Output the material exactly, but drop every image it holds.

_ITEMS_
* Start *
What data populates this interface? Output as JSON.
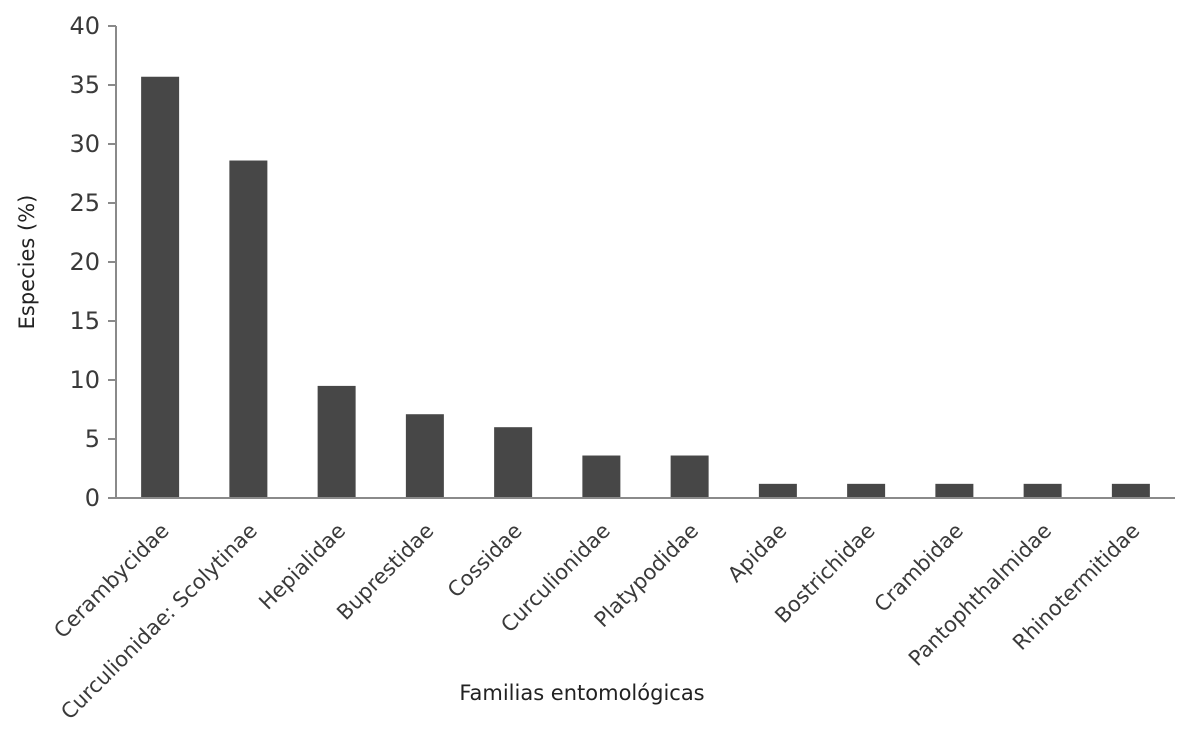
{
  "chart_data": {
    "type": "bar",
    "categories": [
      "Cerambycidae",
      "Curculionidae: Scolytinae",
      "Hepialidae",
      "Buprestidae",
      "Cossidae",
      "Curculionidae",
      "Platypodidae",
      "Apidae",
      "Bostrichidae",
      "Crambidae",
      "Pantophthalmidae",
      "Rhinotermitidae"
    ],
    "values": [
      35.7,
      28.6,
      9.5,
      7.1,
      6.0,
      3.6,
      3.6,
      1.2,
      1.2,
      1.2,
      1.2,
      1.2
    ],
    "xlabel": "Familias entomológicas",
    "ylabel": "Especies (%)",
    "ylim": [
      0,
      40
    ],
    "yticks": [
      0,
      5,
      10,
      15,
      20,
      25,
      30,
      35,
      40
    ],
    "grid": false,
    "bar_color": "#474747"
  }
}
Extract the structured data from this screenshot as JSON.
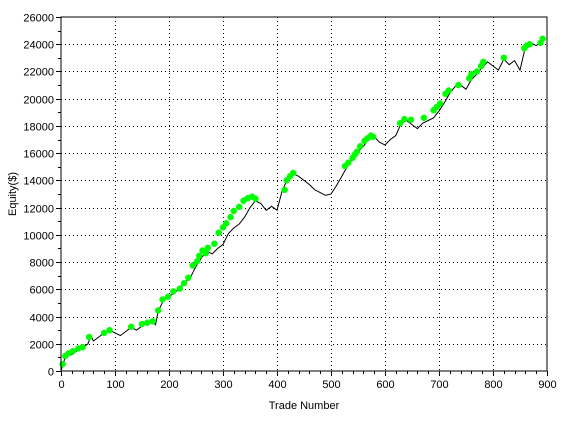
{
  "chart_data": {
    "type": "line",
    "title": "",
    "xlabel": "Trade Number",
    "ylabel": "Equity($)",
    "xlim": [
      0,
      900
    ],
    "ylim": [
      0,
      26000
    ],
    "x_ticks": [
      0,
      100,
      200,
      300,
      400,
      500,
      600,
      700,
      800,
      900
    ],
    "y_ticks": [
      0,
      2000,
      4000,
      6000,
      8000,
      10000,
      12000,
      14000,
      16000,
      18000,
      20000,
      22000,
      24000,
      26000
    ],
    "x_tick_labels": [
      "0",
      "100",
      "200",
      "300",
      "400",
      "500",
      "600",
      "700",
      "800",
      "900"
    ],
    "y_tick_labels": [
      "0",
      "2000",
      "4000",
      "6000",
      "8000",
      "10000",
      "12000",
      "14000",
      "16000",
      "18000",
      "20000",
      "22000",
      "24000",
      "26000"
    ],
    "grid": true,
    "grid_style": "dotted",
    "legend": "none",
    "series": [
      {
        "line_color": "#000000",
        "x": [
          0,
          10,
          20,
          30,
          40,
          50,
          55,
          60,
          70,
          80,
          90,
          100,
          110,
          120,
          130,
          140,
          150,
          160,
          170,
          175,
          180,
          190,
          200,
          210,
          220,
          230,
          240,
          250,
          260,
          270,
          280,
          290,
          300,
          310,
          320,
          330,
          340,
          350,
          360,
          370,
          380,
          390,
          400,
          410,
          420,
          430,
          440,
          450,
          460,
          470,
          480,
          490,
          500,
          510,
          520,
          530,
          540,
          550,
          560,
          570,
          580,
          590,
          600,
          610,
          620,
          630,
          640,
          650,
          660,
          670,
          680,
          690,
          700,
          710,
          720,
          730,
          740,
          750,
          760,
          770,
          780,
          790,
          800,
          810,
          820,
          830,
          840,
          850,
          860,
          870,
          880,
          890,
          895
        ],
        "y": [
          0,
          1300,
          1200,
          1500,
          1700,
          2000,
          2600,
          2200,
          2500,
          2800,
          3000,
          2800,
          2600,
          2900,
          3200,
          3000,
          3300,
          3500,
          3600,
          3400,
          4400,
          5200,
          5500,
          5700,
          6100,
          6500,
          6900,
          7700,
          8300,
          8800,
          8600,
          9000,
          9300,
          10100,
          10500,
          10800,
          11300,
          12000,
          12500,
          12300,
          11800,
          12100,
          11800,
          13300,
          14100,
          14500,
          14300,
          14000,
          13700,
          13300,
          13100,
          12900,
          13000,
          13600,
          14300,
          15000,
          15600,
          16100,
          16500,
          17000,
          17200,
          16800,
          16600,
          17000,
          17300,
          18200,
          18400,
          18100,
          17800,
          18200,
          18400,
          18600,
          19100,
          19700,
          20400,
          20900,
          21000,
          20700,
          21400,
          21800,
          22300,
          22700,
          22400,
          22100,
          22900,
          22500,
          22800,
          22100,
          23800,
          24100,
          23900,
          24200,
          24400
        ]
      }
    ],
    "markers": {
      "color": "#00ff00",
      "x": [
        3,
        8,
        14,
        22,
        32,
        40,
        52,
        80,
        90,
        130,
        150,
        160,
        170,
        180,
        188,
        198,
        208,
        220,
        228,
        236,
        244,
        252,
        256,
        262,
        268,
        272,
        284,
        292,
        300,
        306,
        314,
        320,
        330,
        338,
        346,
        354,
        360,
        414,
        418,
        424,
        430,
        526,
        532,
        540,
        544,
        548,
        554,
        562,
        568,
        574,
        578,
        628,
        636,
        648,
        672,
        690,
        696,
        702,
        712,
        718,
        736,
        756,
        760,
        770,
        778,
        782,
        820,
        858,
        862,
        868,
        888,
        892
      ],
      "y": [
        500,
        1100,
        1300,
        1450,
        1650,
        1750,
        2500,
        2800,
        3000,
        3250,
        3450,
        3550,
        3650,
        4450,
        5250,
        5450,
        5850,
        6050,
        6450,
        6850,
        7750,
        8050,
        8450,
        8850,
        8650,
        9050,
        9350,
        10150,
        10550,
        10850,
        11300,
        11750,
        12050,
        12500,
        12700,
        12800,
        12650,
        13300,
        14000,
        14300,
        14550,
        15050,
        15300,
        15650,
        15900,
        16100,
        16500,
        16900,
        17100,
        17300,
        17200,
        18200,
        18500,
        18450,
        18600,
        19150,
        19400,
        19650,
        20350,
        20600,
        21000,
        21500,
        21800,
        22000,
        22400,
        22700,
        23000,
        23700,
        23900,
        24000,
        24100,
        24400
      ]
    }
  }
}
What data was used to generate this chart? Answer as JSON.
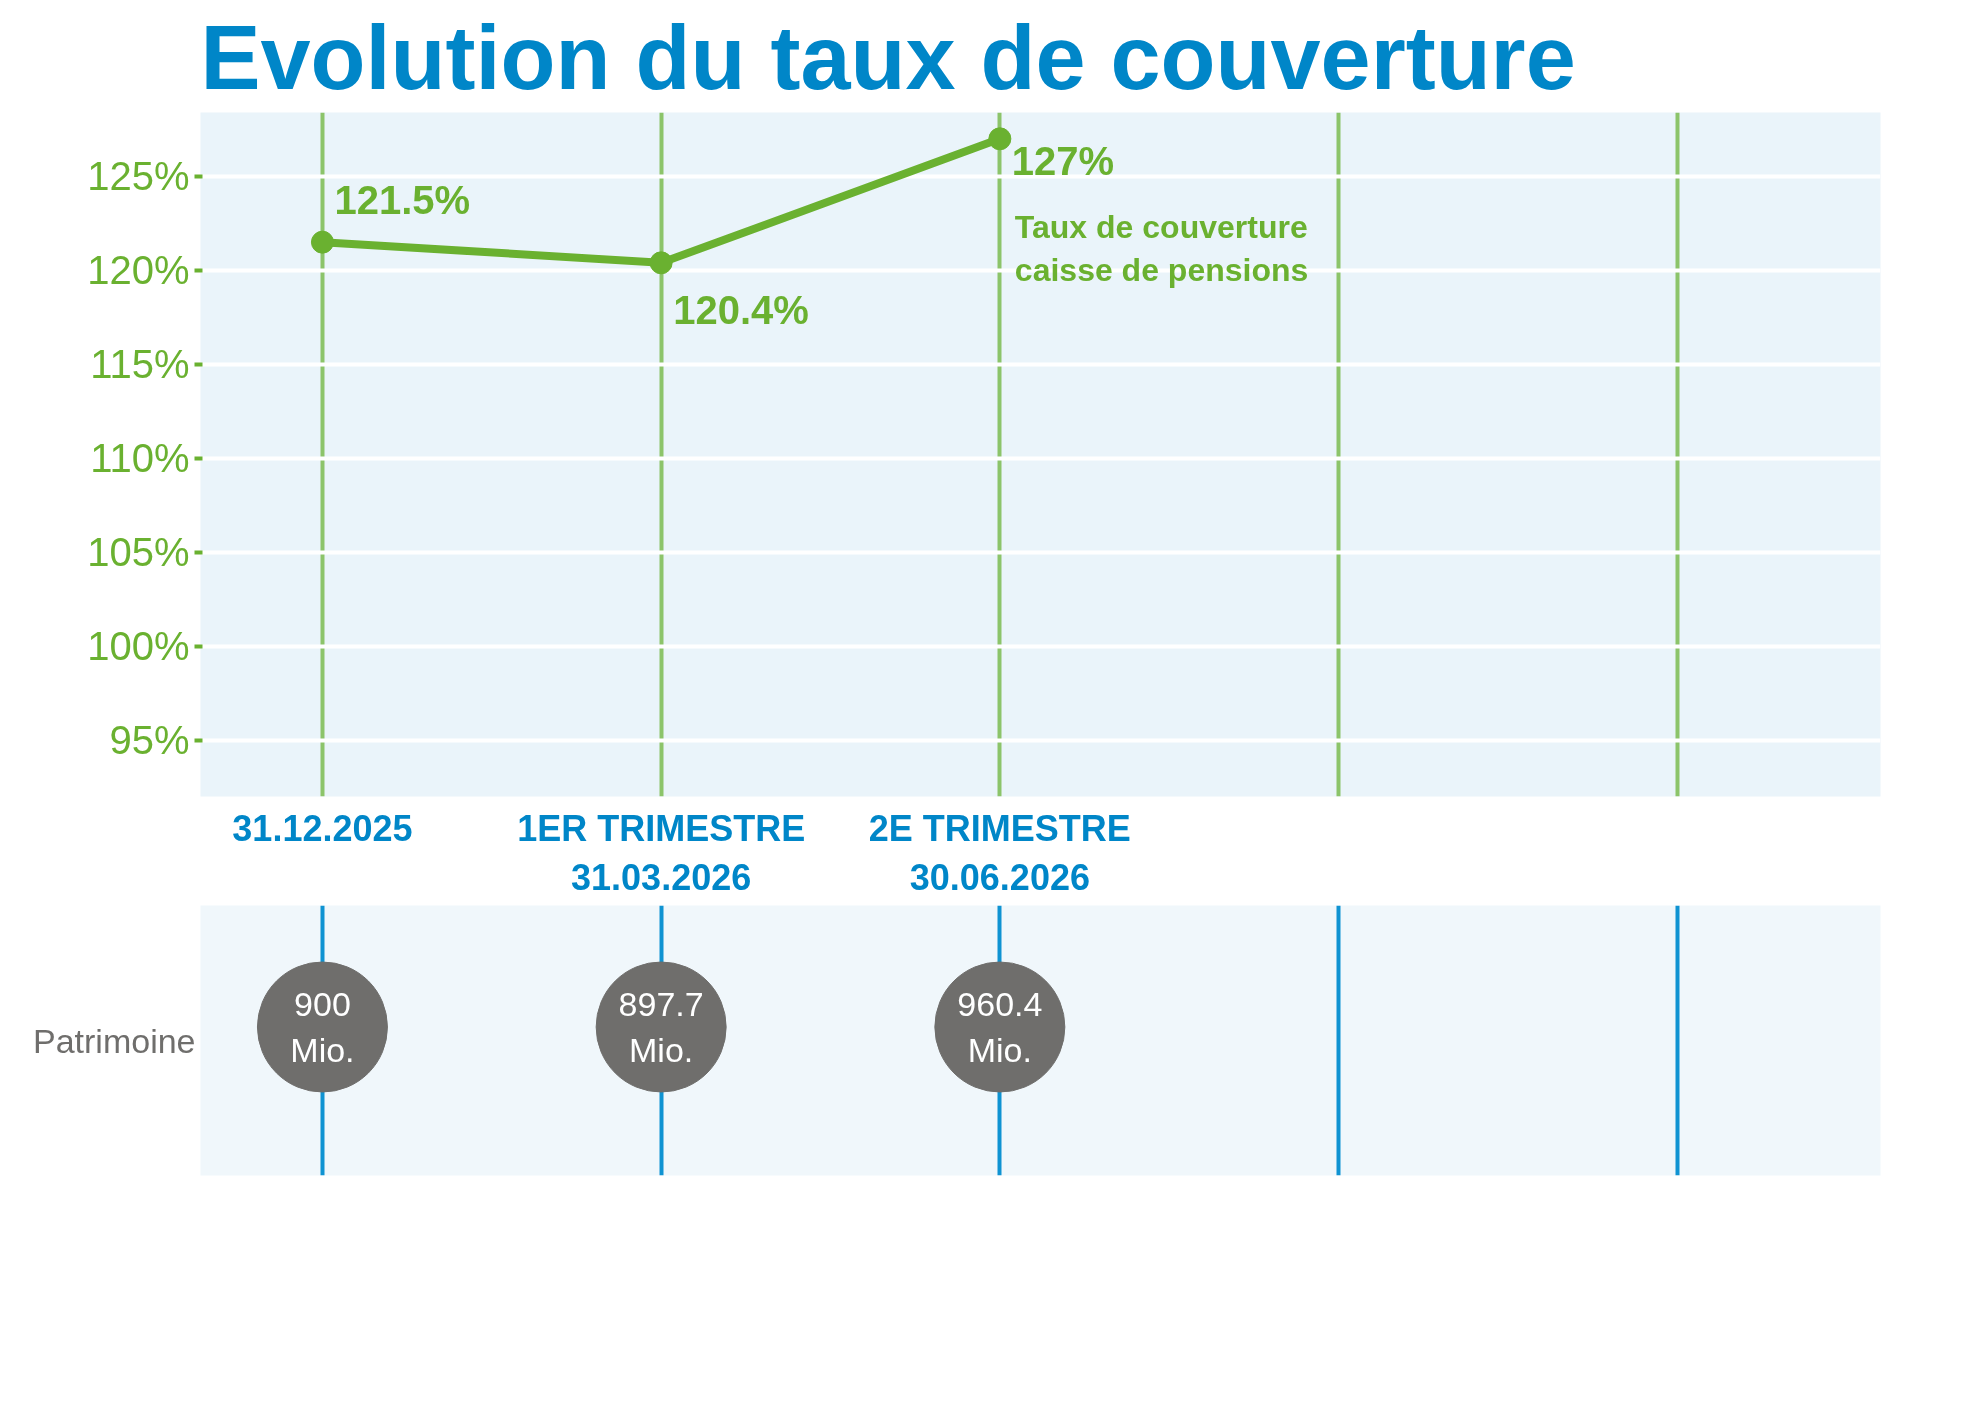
* End *
_SOLUTION_
What data populates this interface? Output as JSON.
{
  "chart_data": {
    "type": "bar",
    "categories": [
      "Cerambycidae",
      "Curculionidae: Scolytinae",
      "Hepialidae",
      "Buprestidae",
      "Cossidae",
      "Curculionidae",
      "Platypodidae",
      "Apidae",
      "Bostrichidae",
      "Crambidae",
      "Pantophthalmidae",
      "Rhinotermitidae"
    ],
    "values": [
      35.7,
      28.6,
      9.5,
      7.1,
      6.0,
      3.6,
      3.6,
      1.2,
      1.2,
      1.2,
      1.2,
      1.2
    ],
    "xlabel": "Familias entomológicas",
    "ylabel": "Especies (%)",
    "ylim": [
      0,
      40
    ],
    "yticks": [
      0,
      5,
      10,
      15,
      20,
      25,
      30,
      35,
      40
    ],
    "grid": false,
    "bar_color": "#474747"
  }
}
Extract the structured data from this screenshot as JSON.
{
  "chart_data": {
    "type": "line",
    "title": "",
    "xlabel": "Trade Number",
    "ylabel": "Equity($)",
    "xlim": [
      0,
      900
    ],
    "ylim": [
      0,
      26000
    ],
    "x_ticks": [
      0,
      100,
      200,
      300,
      400,
      500,
      600,
      700,
      800,
      900
    ],
    "y_ticks": [
      0,
      2000,
      4000,
      6000,
      8000,
      10000,
      12000,
      14000,
      16000,
      18000,
      20000,
      22000,
      24000,
      26000
    ],
    "x_tick_labels": [
      "0",
      "100",
      "200",
      "300",
      "400",
      "500",
      "600",
      "700",
      "800",
      "900"
    ],
    "y_tick_labels": [
      "0",
      "2000",
      "4000",
      "6000",
      "8000",
      "10000",
      "12000",
      "14000",
      "16000",
      "18000",
      "20000",
      "22000",
      "24000",
      "26000"
    ],
    "grid": true,
    "grid_style": "dotted",
    "legend": "none",
    "series": [
      {
        "line_color": "#000000",
        "x": [
          0,
          10,
          20,
          30,
          40,
          50,
          55,
          60,
          70,
          80,
          90,
          100,
          110,
          120,
          130,
          140,
          150,
          160,
          170,
          175,
          180,
          190,
          200,
          210,
          220,
          230,
          240,
          250,
          260,
          270,
          280,
          290,
          300,
          310,
          320,
          330,
          340,
          350,
          360,
          370,
          380,
          390,
          400,
          410,
          420,
          430,
          440,
          450,
          460,
          470,
          480,
          490,
          500,
          510,
          520,
          530,
          540,
          550,
          560,
          570,
          580,
          590,
          600,
          610,
          620,
          630,
          640,
          650,
          660,
          670,
          680,
          690,
          700,
          710,
          720,
          730,
          740,
          750,
          760,
          770,
          780,
          790,
          800,
          810,
          820,
          830,
          840,
          850,
          860,
          870,
          880,
          890,
          895
        ],
        "y": [
          0,
          1300,
          1200,
          1500,
          1700,
          2000,
          2600,
          2200,
          2500,
          2800,
          3000,
          2800,
          2600,
          2900,
          3200,
          3000,
          3300,
          3500,
          3600,
          3400,
          4400,
          5200,
          5500,
          5700,
          6100,
          6500,
          6900,
          7700,
          8300,
          8800,
          8600,
          9000,
          9300,
          10100,
          10500,
          10800,
          11300,
          12000,
          12500,
          12300,
          11800,
          12100,
          11800,
          13300,
          14100,
          14500,
          14300,
          14000,
          13700,
          13300,
          13100,
          12900,
          13000,
          13600,
          14300,
          15000,
          15600,
          16100,
          16500,
          17000,
          17200,
          16800,
          16600,
          17000,
          17300,
          18200,
          18400,
          18100,
          17800,
          18200,
          18400,
          18600,
          19100,
          19700,
          20400,
          20900,
          21000,
          20700,
          21400,
          21800,
          22300,
          22700,
          22400,
          22100,
          22900,
          22500,
          22800,
          22100,
          23800,
          24100,
          23900,
          24200,
          24400
        ]
      }
    ],
    "markers": {
      "color": "#00ff00",
      "x": [
        3,
        8,
        14,
        22,
        32,
        40,
        52,
        80,
        90,
        130,
        150,
        160,
        170,
        180,
        188,
        198,
        208,
        220,
        228,
        236,
        244,
        252,
        256,
        262,
        268,
        272,
        284,
        292,
        300,
        306,
        314,
        320,
        330,
        338,
        346,
        354,
        360,
        414,
        418,
        424,
        430,
        526,
        532,
        540,
        544,
        548,
        554,
        562,
        568,
        574,
        578,
        628,
        636,
        648,
        672,
        690,
        696,
        702,
        712,
        718,
        736,
        756,
        760,
        770,
        778,
        782,
        820,
        858,
        862,
        868,
        888,
        892
      ],
      "y": [
        500,
        1100,
        1300,
        1450,
        1650,
        1750,
        2500,
        2800,
        3000,
        3250,
        3450,
        3550,
        3650,
        4450,
        5250,
        5450,
        5850,
        6050,
        6450,
        6850,
        7750,
        8050,
        8450,
        8850,
        8650,
        9050,
        9350,
        10150,
        10550,
        10850,
        11300,
        11750,
        12050,
        12500,
        12700,
        12800,
        12650,
        13300,
        14000,
        14300,
        14550,
        15050,
        15300,
        15650,
        15900,
        16100,
        16500,
        16900,
        17100,
        17300,
        17200,
        18200,
        18500,
        18450,
        18600,
        19150,
        19400,
        19650,
        20350,
        20600,
        21000,
        21500,
        21800,
        22000,
        22400,
        22700,
        23000,
        23700,
        23900,
        24000,
        24100,
        24400
      ]
    }
  }
}
What data was used to generate this chart? Answer as JSON.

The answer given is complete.